Set problem: Reproduce the listing below verbatim.

[Data entries]

•••••

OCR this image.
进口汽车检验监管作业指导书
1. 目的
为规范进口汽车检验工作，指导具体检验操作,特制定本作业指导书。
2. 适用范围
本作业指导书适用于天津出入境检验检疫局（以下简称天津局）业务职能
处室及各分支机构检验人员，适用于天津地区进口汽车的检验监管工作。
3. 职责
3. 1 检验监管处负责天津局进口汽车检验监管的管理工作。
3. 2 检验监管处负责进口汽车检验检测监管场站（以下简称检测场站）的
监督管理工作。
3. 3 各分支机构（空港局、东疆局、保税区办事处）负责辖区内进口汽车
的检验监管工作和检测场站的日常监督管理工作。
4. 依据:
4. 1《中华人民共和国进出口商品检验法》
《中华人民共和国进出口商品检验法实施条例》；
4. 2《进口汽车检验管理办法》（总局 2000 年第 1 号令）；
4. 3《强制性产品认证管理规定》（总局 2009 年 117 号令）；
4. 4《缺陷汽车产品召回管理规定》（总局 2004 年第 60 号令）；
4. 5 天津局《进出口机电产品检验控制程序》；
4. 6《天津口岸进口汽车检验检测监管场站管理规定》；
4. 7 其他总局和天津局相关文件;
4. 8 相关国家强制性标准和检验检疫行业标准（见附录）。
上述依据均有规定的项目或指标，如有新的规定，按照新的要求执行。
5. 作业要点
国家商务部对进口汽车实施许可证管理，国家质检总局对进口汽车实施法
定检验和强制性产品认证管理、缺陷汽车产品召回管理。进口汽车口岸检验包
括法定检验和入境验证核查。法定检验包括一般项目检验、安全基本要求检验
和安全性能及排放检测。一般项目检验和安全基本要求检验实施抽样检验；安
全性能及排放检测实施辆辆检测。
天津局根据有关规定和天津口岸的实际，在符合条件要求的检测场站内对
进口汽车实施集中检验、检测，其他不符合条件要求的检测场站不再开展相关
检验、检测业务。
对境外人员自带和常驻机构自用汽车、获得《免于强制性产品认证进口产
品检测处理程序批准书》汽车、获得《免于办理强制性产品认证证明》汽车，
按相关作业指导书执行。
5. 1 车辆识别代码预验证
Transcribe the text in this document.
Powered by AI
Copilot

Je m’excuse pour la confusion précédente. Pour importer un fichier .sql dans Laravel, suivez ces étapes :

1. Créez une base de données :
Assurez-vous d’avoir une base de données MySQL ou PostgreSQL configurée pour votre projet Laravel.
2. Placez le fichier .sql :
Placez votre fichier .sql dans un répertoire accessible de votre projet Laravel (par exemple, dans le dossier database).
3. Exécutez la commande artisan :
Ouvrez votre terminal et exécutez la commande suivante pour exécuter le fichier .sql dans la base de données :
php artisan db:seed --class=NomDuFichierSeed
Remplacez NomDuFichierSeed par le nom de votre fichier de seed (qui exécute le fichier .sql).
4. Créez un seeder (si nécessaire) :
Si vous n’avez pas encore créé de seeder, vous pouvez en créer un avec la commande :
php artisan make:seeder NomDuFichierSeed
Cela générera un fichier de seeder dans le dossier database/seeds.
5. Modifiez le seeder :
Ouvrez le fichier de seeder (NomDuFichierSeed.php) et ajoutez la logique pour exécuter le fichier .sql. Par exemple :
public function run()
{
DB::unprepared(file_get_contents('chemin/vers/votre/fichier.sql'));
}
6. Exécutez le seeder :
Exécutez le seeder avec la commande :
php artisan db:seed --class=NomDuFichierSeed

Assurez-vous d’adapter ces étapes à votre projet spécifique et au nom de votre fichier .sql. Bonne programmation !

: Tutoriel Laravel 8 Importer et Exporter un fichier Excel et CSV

•••••

Expected answer:
OCR this image.
进口汽车检验监管作业指导书
1. 目的
为规范进口汽车检验工作，指导具体检验操作,特制定本作业指导书。
2. 适用范围
本作业指导书适用于天津出入境检验检疫局（以下简称天津局）业务职能
处室及各分支机构检验人员，适用于天津地区进口汽车的检验监管工作。
3. 职责
3. 1 检验监管处负责天津局进口汽车检验监管的管理工作。
3. 2 检验监管处负责进口汽车检验检测监管场站（以下简称检测场站）的
监督管理工作。
3. 3 各分支机构（空港局、东疆局、保税区办事处）负责辖区内进口汽车
的检验监管工作和检测场站的日常监督管理工作。
4. 依据:
4. 1《中华人民共和国进出口商品检验法》
《中华人民共和国进出口商品检验法实施条例》；
4. 2《进口汽车检验管理办法》（总局 2000 年第 1 号令）；
4. 3《强制性产品认证管理规定》（总局 2009 年 117 号令）；
4. 4《缺陷汽车产品召回管理规定》（总局 2004 年第 60 号令）；
4. 5 天津局《进出口机电产品检验控制程序》；
4. 6《天津口岸进口汽车检验检测监管场站管理规定》；
4. 7 其他总局和天津局相关文件;
4. 8 相关国家强制性标准和检验检疫行业标准（见附录）。
上述依据均有规定的项目或指标，如有新的规定，按照新的要求执行。
5. 作业要点
国家商务部对进口汽车实施许可证管理，国家质检总局对进口汽车实施法
定检验和强制性产品认证管理、缺陷汽车产品召回管理。进口汽车口岸检验包
括法定检验和入境验证核查。法定检验包括一般项目检验、安全基本要求检验
和安全性能及排放检测。一般项目检验和安全基本要求检验实施抽样检验；安
全性能及排放检测实施辆辆检测。
天津局根据有关规定和天津口岸的实际，在符合条件要求的检测场站内对
进口汽车实施集中检验、检测，其他不符合条件要求的检测场站不再开展相关
检验、检测业务。
对境外人员自带和常驻机构自用汽车、获得《免于强制性产品认证进口产
品检测处理程序批准书》汽车、获得《免于办理强制性产品认证证明》汽车，
按相关作业指导书执行。
5. 1 车辆识别代码预验证
Transcribe the text in this document.
Powered by AI
Copilot

Je m’excuse pour la confusion précédente. Pour importer un fichier .sql dans Laravel, suivez ces étapes :

1. Créez une base de données :
Assurez-vous d’avoir une base de données MySQL ou PostgreSQL configurée pour votre projet Laravel.
2. Placez le fichier .sql :
Placez votre fichier .sql dans un répertoire accessible de votre projet Laravel (par exemple, dans le dossier database).
3. Exécutez la commande artisan :
Ouvrez votre terminal et exécutez la commande suivante pour exécuter le fichier .sql dans la base de données :
php artisan db:seed --class=NomDuFichierSeed
Remplacez NomDuFichierSeed par le nom de votre fichier de seed (qui exécute le fichier .sql).
4. Créez un seeder (si nécessaire) :
Si vous n’avez pas encore créé de seeder, vous pouvez en créer un avec la commande :
php artisan make:seeder NomDuFichierSeed
Cela générera un fichier de seeder dans le dossier database/seeds.
5. Modifiez le seeder :
Ouvrez le fichier de seeder (NomDuFichierSeed.php) et ajoutez la logique pour exécuter le fichier .sql. Par exemple :
public function run()
{
DB::unprepared(file_get_contents('chemin/vers/votre/fichier.sql'));
}
6. Exécutez le seeder :
Exécutez le seeder avec la commande :
php artisan db:seed --class=NomDuFichierSeed

Assurez-vous d’adapter ces étapes à votre projet spécifique et au nom de votre fichier .sql. Bonne programmation !

: Tutoriel Laravel 8 Importer et Exporter un fichier Excel et CSV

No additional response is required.